Exercise brief
Output the material beneath exactly, leaving nothing out.

Part of a data file
+++

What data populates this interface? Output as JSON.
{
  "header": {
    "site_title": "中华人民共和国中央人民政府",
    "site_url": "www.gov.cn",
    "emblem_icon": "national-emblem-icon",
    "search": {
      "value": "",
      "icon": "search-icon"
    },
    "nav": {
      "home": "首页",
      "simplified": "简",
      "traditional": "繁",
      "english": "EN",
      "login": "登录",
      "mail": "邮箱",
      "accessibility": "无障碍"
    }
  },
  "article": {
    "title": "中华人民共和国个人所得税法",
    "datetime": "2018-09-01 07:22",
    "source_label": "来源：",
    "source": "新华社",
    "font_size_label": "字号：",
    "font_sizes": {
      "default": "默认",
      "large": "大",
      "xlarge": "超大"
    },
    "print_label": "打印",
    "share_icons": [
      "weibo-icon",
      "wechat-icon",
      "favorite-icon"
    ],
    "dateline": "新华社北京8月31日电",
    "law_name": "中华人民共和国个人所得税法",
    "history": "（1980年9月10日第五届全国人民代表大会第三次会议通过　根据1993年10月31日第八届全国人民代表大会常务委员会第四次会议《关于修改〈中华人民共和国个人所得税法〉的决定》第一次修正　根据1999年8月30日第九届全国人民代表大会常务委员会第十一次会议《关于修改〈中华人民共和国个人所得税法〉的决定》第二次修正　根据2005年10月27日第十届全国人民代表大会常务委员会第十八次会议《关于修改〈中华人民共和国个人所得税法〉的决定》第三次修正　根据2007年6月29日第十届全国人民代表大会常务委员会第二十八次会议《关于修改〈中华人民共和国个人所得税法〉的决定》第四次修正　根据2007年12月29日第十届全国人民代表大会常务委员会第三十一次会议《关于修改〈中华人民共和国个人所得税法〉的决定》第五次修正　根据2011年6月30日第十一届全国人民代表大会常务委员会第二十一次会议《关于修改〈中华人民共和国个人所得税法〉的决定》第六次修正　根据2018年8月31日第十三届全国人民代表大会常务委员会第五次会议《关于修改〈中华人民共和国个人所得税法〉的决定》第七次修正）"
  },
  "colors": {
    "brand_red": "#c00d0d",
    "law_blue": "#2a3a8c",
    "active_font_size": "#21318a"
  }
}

+++

Written answer
What data populates this interface? Output as JSON.
{
  "header": {
    "site_title": "中华人民共和国中央人民政府",
    "site_url": "www.gov.cn",
    "emblem_icon": "national-emblem-icon",
    "search": {
      "value": "",
      "icon": "search-icon"
    },
    "nav": {
      "home": "首页",
      "simplified": "简",
      "traditional": "繁",
      "english": "EN",
      "login": "登录",
      "mail": "邮箱",
      "accessibility": "无障碍"
    }
  },
  "article": {
    "title": "中华人民共和国个人所得税法",
    "datetime": "2018-09-01 07:22",
    "source_label": "来源：",
    "source": "新华社",
    "font_size_label": "字号：",
    "font_sizes": {
      "default": "默认",
      "large": "大",
      "xlarge": "超大"
    },
    "print_label": "打印",
    "share_icons": [
      "weibo-icon",
      "wechat-icon",
      "favorite-icon"
    ],
    "dateline": "新华社北京8月31日电",
    "law_name": "中华人民共和国个人所得税法",
    "history": "（1980年9月10日第五届全国人民代表大会第三次会议通过　根据1993年10月31日第八届全国人民代表大会常务委员会第四次会议《关于修改〈中华人民共和国个人所得税法〉的决定》第一次修正　根据1999年8月30日第九届全国人民代表大会常务委员会第十一次会议《关于修改〈中华人民共和国个人所得税法〉的决定》第二次修正　根据2005年10月27日第十届全国人民代表大会常务委员会第十八次会议《关于修改〈中华人民共和国个人所得税法〉的决定》第三次修正　根据2007年6月29日第十届全国人民代表大会常务委员会第二十八次会议《关于修改〈中华人民共和国个人所得税法〉的决定》第四次修正　根据2007年12月29日第十届全国人民代表大会常务委员会第三十一次会议《关于修改〈中华人民共和国个人所得税法〉的决定》第五次修正　根据2011年6月30日第十一届全国人民代表大会常务委员会第二十一次会议《关于修改〈中华人民共和国个人所得税法〉的决定》第六次修正　根据2018年8月31日第十三届全国人民代表大会常务委员会第五次会议《关于修改〈中华人民共和国个人所得税法〉的决定》第七次修正）"
  },
  "colors": {
    "brand_red": "#c00d0d",
    "law_blue": "#2a3a8c",
    "active_font_size": "#21318a"
  }
}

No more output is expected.